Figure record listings
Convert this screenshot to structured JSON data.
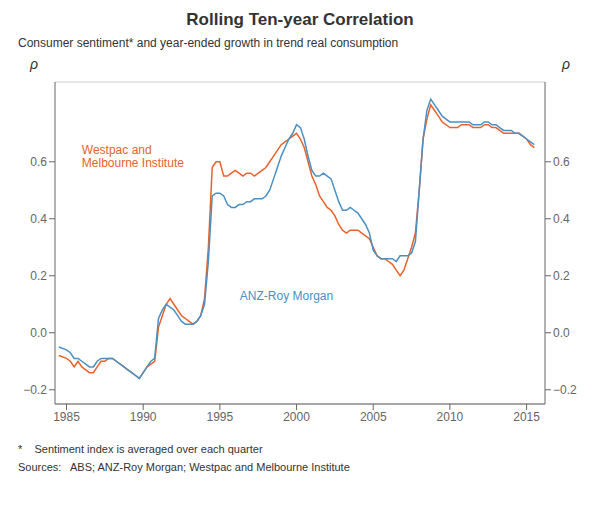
{
  "chart_data": {
    "type": "line",
    "title": "Rolling Ten-year Correlation",
    "subtitle": "Consumer sentiment* and year-ended growth in trend real consumption",
    "footnotes": [
      "*    Sentiment index is averaged over each quarter",
      "Sources:   ABS; ANZ-Roy Morgan; Westpac and Melbourne Institute"
    ],
    "ylabel": "ρ",
    "y2label": "ρ",
    "xlim": [
      1984.25,
      2016.2
    ],
    "xticks": [
      1985,
      1990,
      1995,
      2000,
      2005,
      2010,
      2015
    ],
    "ylim": [
      -0.25,
      0.88
    ],
    "yticks": [
      {
        "value": -0.2,
        "label": "−0.2"
      },
      {
        "value": 0.0,
        "label": "0.0"
      },
      0.2,
      0.4,
      0.6
    ],
    "y2lim": [
      -0.25,
      0.88
    ],
    "y2ticks": [
      {
        "value": -0.2,
        "label": "−0.2"
      },
      {
        "value": 0.0,
        "label": "0.0"
      },
      0.2,
      0.4,
      0.6
    ],
    "grid": true,
    "annotations": [
      {
        "text": "Westpac and\nMelbourne Institute",
        "x": 1986.0,
        "y": 0.62,
        "color": "#E8622A"
      },
      {
        "text": "ANZ-Roy Morgan",
        "x": 1996.3,
        "y": 0.13,
        "color": "#4A90C4"
      }
    ],
    "x": [
      1984.5,
      1985.0,
      1985.25,
      1985.5,
      1985.75,
      1986.0,
      1986.25,
      1986.5,
      1986.75,
      1987.0,
      1987.25,
      1987.5,
      1987.75,
      1988.0,
      1988.25,
      1988.5,
      1988.75,
      1989.0,
      1989.25,
      1989.5,
      1989.75,
      1990.0,
      1990.25,
      1990.5,
      1990.75,
      1991.0,
      1991.25,
      1991.5,
      1991.75,
      1992.0,
      1992.25,
      1992.5,
      1992.75,
      1993.0,
      1993.25,
      1993.5,
      1993.75,
      1994.0,
      1994.25,
      1994.5,
      1994.75,
      1995.0,
      1995.25,
      1995.5,
      1995.75,
      1996.0,
      1996.25,
      1996.5,
      1996.75,
      1997.0,
      1997.25,
      1997.5,
      1997.75,
      1998.0,
      1998.25,
      1998.5,
      1998.75,
      1999.0,
      1999.25,
      1999.5,
      1999.75,
      2000.0,
      2000.25,
      2000.5,
      2000.75,
      2001.0,
      2001.25,
      2001.5,
      2001.75,
      2002.0,
      2002.25,
      2002.5,
      2002.75,
      2003.0,
      2003.25,
      2003.5,
      2003.75,
      2004.0,
      2004.25,
      2004.5,
      2004.75,
      2005.0,
      2005.25,
      2005.5,
      2005.75,
      2006.0,
      2006.25,
      2006.5,
      2006.75,
      2007.0,
      2007.25,
      2007.5,
      2007.75,
      2008.0,
      2008.25,
      2008.5,
      2008.75,
      2009.0,
      2009.25,
      2009.5,
      2009.75,
      2010.0,
      2010.25,
      2010.5,
      2010.75,
      2011.0,
      2011.25,
      2011.5,
      2011.75,
      2012.0,
      2012.25,
      2012.5,
      2012.75,
      2013.0,
      2013.25,
      2013.5,
      2013.75,
      2014.0,
      2014.25,
      2014.5,
      2014.75,
      2015.0,
      2015.25,
      2015.5
    ],
    "series": [
      {
        "color": "#E8622A",
        "values": [
          -0.08,
          -0.09,
          -0.1,
          -0.12,
          -0.1,
          -0.12,
          -0.13,
          -0.14,
          -0.14,
          -0.12,
          -0.1,
          -0.1,
          -0.09,
          -0.09,
          -0.1,
          -0.11,
          -0.12,
          -0.13,
          -0.14,
          -0.15,
          -0.16,
          -0.14,
          -0.12,
          -0.11,
          -0.1,
          0.02,
          0.06,
          0.1,
          0.12,
          0.1,
          0.08,
          0.06,
          0.05,
          0.04,
          0.03,
          0.04,
          0.06,
          0.12,
          0.3,
          0.58,
          0.6,
          0.6,
          0.55,
          0.55,
          0.56,
          0.57,
          0.56,
          0.55,
          0.56,
          0.56,
          0.55,
          0.56,
          0.57,
          0.58,
          0.6,
          0.62,
          0.64,
          0.66,
          0.67,
          0.68,
          0.69,
          0.7,
          0.68,
          0.65,
          0.6,
          0.55,
          0.52,
          0.48,
          0.46,
          0.44,
          0.43,
          0.41,
          0.38,
          0.36,
          0.35,
          0.36,
          0.36,
          0.36,
          0.35,
          0.34,
          0.33,
          0.3,
          0.27,
          0.26,
          0.26,
          0.25,
          0.24,
          0.22,
          0.2,
          0.22,
          0.26,
          0.3,
          0.35,
          0.5,
          0.68,
          0.75,
          0.8,
          0.78,
          0.76,
          0.74,
          0.73,
          0.72,
          0.72,
          0.72,
          0.73,
          0.73,
          0.73,
          0.72,
          0.72,
          0.72,
          0.73,
          0.73,
          0.72,
          0.72,
          0.71,
          0.7,
          0.7,
          0.7,
          0.7,
          0.7,
          0.69,
          0.68,
          0.66,
          0.65
        ]
      },
      {
        "color": "#4A90C4",
        "values": [
          -0.05,
          -0.06,
          -0.07,
          -0.09,
          -0.09,
          -0.1,
          -0.11,
          -0.12,
          -0.12,
          -0.1,
          -0.09,
          -0.09,
          -0.09,
          -0.09,
          -0.1,
          -0.11,
          -0.12,
          -0.13,
          -0.14,
          -0.15,
          -0.16,
          -0.14,
          -0.12,
          -0.1,
          -0.09,
          0.05,
          0.08,
          0.1,
          0.09,
          0.08,
          0.06,
          0.04,
          0.03,
          0.03,
          0.03,
          0.04,
          0.06,
          0.1,
          0.25,
          0.48,
          0.49,
          0.49,
          0.48,
          0.45,
          0.44,
          0.44,
          0.45,
          0.45,
          0.46,
          0.46,
          0.47,
          0.47,
          0.47,
          0.48,
          0.5,
          0.54,
          0.58,
          0.62,
          0.65,
          0.68,
          0.7,
          0.73,
          0.72,
          0.68,
          0.62,
          0.57,
          0.55,
          0.55,
          0.56,
          0.55,
          0.54,
          0.5,
          0.46,
          0.43,
          0.43,
          0.44,
          0.43,
          0.42,
          0.4,
          0.38,
          0.35,
          0.29,
          0.27,
          0.26,
          0.26,
          0.26,
          0.26,
          0.25,
          0.27,
          0.27,
          0.27,
          0.28,
          0.32,
          0.5,
          0.68,
          0.78,
          0.82,
          0.8,
          0.78,
          0.76,
          0.75,
          0.74,
          0.74,
          0.74,
          0.74,
          0.74,
          0.74,
          0.73,
          0.73,
          0.73,
          0.74,
          0.74,
          0.73,
          0.73,
          0.72,
          0.71,
          0.71,
          0.71,
          0.7,
          0.7,
          0.69,
          0.68,
          0.67,
          0.66
        ]
      }
    ]
  }
}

* **WHAT THE TASK ASKS**
Set the data above down again exactly as given, with no pictures.

* **ANSWER TO THE EXERCISE**
Convert this screenshot to structured JSON data.
{
  "chart_data": {
    "type": "line",
    "title": "Rolling Ten-year Correlation",
    "subtitle": "Consumer sentiment* and year-ended growth in trend real consumption",
    "footnotes": [
      "*    Sentiment index is averaged over each quarter",
      "Sources:   ABS; ANZ-Roy Morgan; Westpac and Melbourne Institute"
    ],
    "ylabel": "ρ",
    "y2label": "ρ",
    "xlim": [
      1984.25,
      2016.2
    ],
    "xticks": [
      1985,
      1990,
      1995,
      2000,
      2005,
      2010,
      2015
    ],
    "ylim": [
      -0.25,
      0.88
    ],
    "yticks": [
      {
        "value": -0.2,
        "label": "−0.2"
      },
      {
        "value": 0.0,
        "label": "0.0"
      },
      0.2,
      0.4,
      0.6
    ],
    "y2lim": [
      -0.25,
      0.88
    ],
    "y2ticks": [
      {
        "value": -0.2,
        "label": "−0.2"
      },
      {
        "value": 0.0,
        "label": "0.0"
      },
      0.2,
      0.4,
      0.6
    ],
    "grid": true,
    "annotations": [
      {
        "text": "Westpac and\nMelbourne Institute",
        "x": 1986.0,
        "y": 0.62,
        "color": "#E8622A"
      },
      {
        "text": "ANZ-Roy Morgan",
        "x": 1996.3,
        "y": 0.13,
        "color": "#4A90C4"
      }
    ],
    "x": [
      1984.5,
      1985.0,
      1985.25,
      1985.5,
      1985.75,
      1986.0,
      1986.25,
      1986.5,
      1986.75,
      1987.0,
      1987.25,
      1987.5,
      1987.75,
      1988.0,
      1988.25,
      1988.5,
      1988.75,
      1989.0,
      1989.25,
      1989.5,
      1989.75,
      1990.0,
      1990.25,
      1990.5,
      1990.75,
      1991.0,
      1991.25,
      1991.5,
      1991.75,
      1992.0,
      1992.25,
      1992.5,
      1992.75,
      1993.0,
      1993.25,
      1993.5,
      1993.75,
      1994.0,
      1994.25,
      1994.5,
      1994.75,
      1995.0,
      1995.25,
      1995.5,
      1995.75,
      1996.0,
      1996.25,
      1996.5,
      1996.75,
      1997.0,
      1997.25,
      1997.5,
      1997.75,
      1998.0,
      1998.25,
      1998.5,
      1998.75,
      1999.0,
      1999.25,
      1999.5,
      1999.75,
      2000.0,
      2000.25,
      2000.5,
      2000.75,
      2001.0,
      2001.25,
      2001.5,
      2001.75,
      2002.0,
      2002.25,
      2002.5,
      2002.75,
      2003.0,
      2003.25,
      2003.5,
      2003.75,
      2004.0,
      2004.25,
      2004.5,
      2004.75,
      2005.0,
      2005.25,
      2005.5,
      2005.75,
      2006.0,
      2006.25,
      2006.5,
      2006.75,
      2007.0,
      2007.25,
      2007.5,
      2007.75,
      2008.0,
      2008.25,
      2008.5,
      2008.75,
      2009.0,
      2009.25,
      2009.5,
      2009.75,
      2010.0,
      2010.25,
      2010.5,
      2010.75,
      2011.0,
      2011.25,
      2011.5,
      2011.75,
      2012.0,
      2012.25,
      2012.5,
      2012.75,
      2013.0,
      2013.25,
      2013.5,
      2013.75,
      2014.0,
      2014.25,
      2014.5,
      2014.75,
      2015.0,
      2015.25,
      2015.5
    ],
    "series": [
      {
        "color": "#E8622A",
        "values": [
          -0.08,
          -0.09,
          -0.1,
          -0.12,
          -0.1,
          -0.12,
          -0.13,
          -0.14,
          -0.14,
          -0.12,
          -0.1,
          -0.1,
          -0.09,
          -0.09,
          -0.1,
          -0.11,
          -0.12,
          -0.13,
          -0.14,
          -0.15,
          -0.16,
          -0.14,
          -0.12,
          -0.11,
          -0.1,
          0.02,
          0.06,
          0.1,
          0.12,
          0.1,
          0.08,
          0.06,
          0.05,
          0.04,
          0.03,
          0.04,
          0.06,
          0.12,
          0.3,
          0.58,
          0.6,
          0.6,
          0.55,
          0.55,
          0.56,
          0.57,
          0.56,
          0.55,
          0.56,
          0.56,
          0.55,
          0.56,
          0.57,
          0.58,
          0.6,
          0.62,
          0.64,
          0.66,
          0.67,
          0.68,
          0.69,
          0.7,
          0.68,
          0.65,
          0.6,
          0.55,
          0.52,
          0.48,
          0.46,
          0.44,
          0.43,
          0.41,
          0.38,
          0.36,
          0.35,
          0.36,
          0.36,
          0.36,
          0.35,
          0.34,
          0.33,
          0.3,
          0.27,
          0.26,
          0.26,
          0.25,
          0.24,
          0.22,
          0.2,
          0.22,
          0.26,
          0.3,
          0.35,
          0.5,
          0.68,
          0.75,
          0.8,
          0.78,
          0.76,
          0.74,
          0.73,
          0.72,
          0.72,
          0.72,
          0.73,
          0.73,
          0.73,
          0.72,
          0.72,
          0.72,
          0.73,
          0.73,
          0.72,
          0.72,
          0.71,
          0.7,
          0.7,
          0.7,
          0.7,
          0.7,
          0.69,
          0.68,
          0.66,
          0.65
        ]
      },
      {
        "color": "#4A90C4",
        "values": [
          -0.05,
          -0.06,
          -0.07,
          -0.09,
          -0.09,
          -0.1,
          -0.11,
          -0.12,
          -0.12,
          -0.1,
          -0.09,
          -0.09,
          -0.09,
          -0.09,
          -0.1,
          -0.11,
          -0.12,
          -0.13,
          -0.14,
          -0.15,
          -0.16,
          -0.14,
          -0.12,
          -0.1,
          -0.09,
          0.05,
          0.08,
          0.1,
          0.09,
          0.08,
          0.06,
          0.04,
          0.03,
          0.03,
          0.03,
          0.04,
          0.06,
          0.1,
          0.25,
          0.48,
          0.49,
          0.49,
          0.48,
          0.45,
          0.44,
          0.44,
          0.45,
          0.45,
          0.46,
          0.46,
          0.47,
          0.47,
          0.47,
          0.48,
          0.5,
          0.54,
          0.58,
          0.62,
          0.65,
          0.68,
          0.7,
          0.73,
          0.72,
          0.68,
          0.62,
          0.57,
          0.55,
          0.55,
          0.56,
          0.55,
          0.54,
          0.5,
          0.46,
          0.43,
          0.43,
          0.44,
          0.43,
          0.42,
          0.4,
          0.38,
          0.35,
          0.29,
          0.27,
          0.26,
          0.26,
          0.26,
          0.26,
          0.25,
          0.27,
          0.27,
          0.27,
          0.28,
          0.32,
          0.5,
          0.68,
          0.78,
          0.82,
          0.8,
          0.78,
          0.76,
          0.75,
          0.74,
          0.74,
          0.74,
          0.74,
          0.74,
          0.74,
          0.73,
          0.73,
          0.73,
          0.74,
          0.74,
          0.73,
          0.73,
          0.72,
          0.71,
          0.71,
          0.71,
          0.7,
          0.7,
          0.69,
          0.68,
          0.67,
          0.66
        ]
      }
    ]
  }
}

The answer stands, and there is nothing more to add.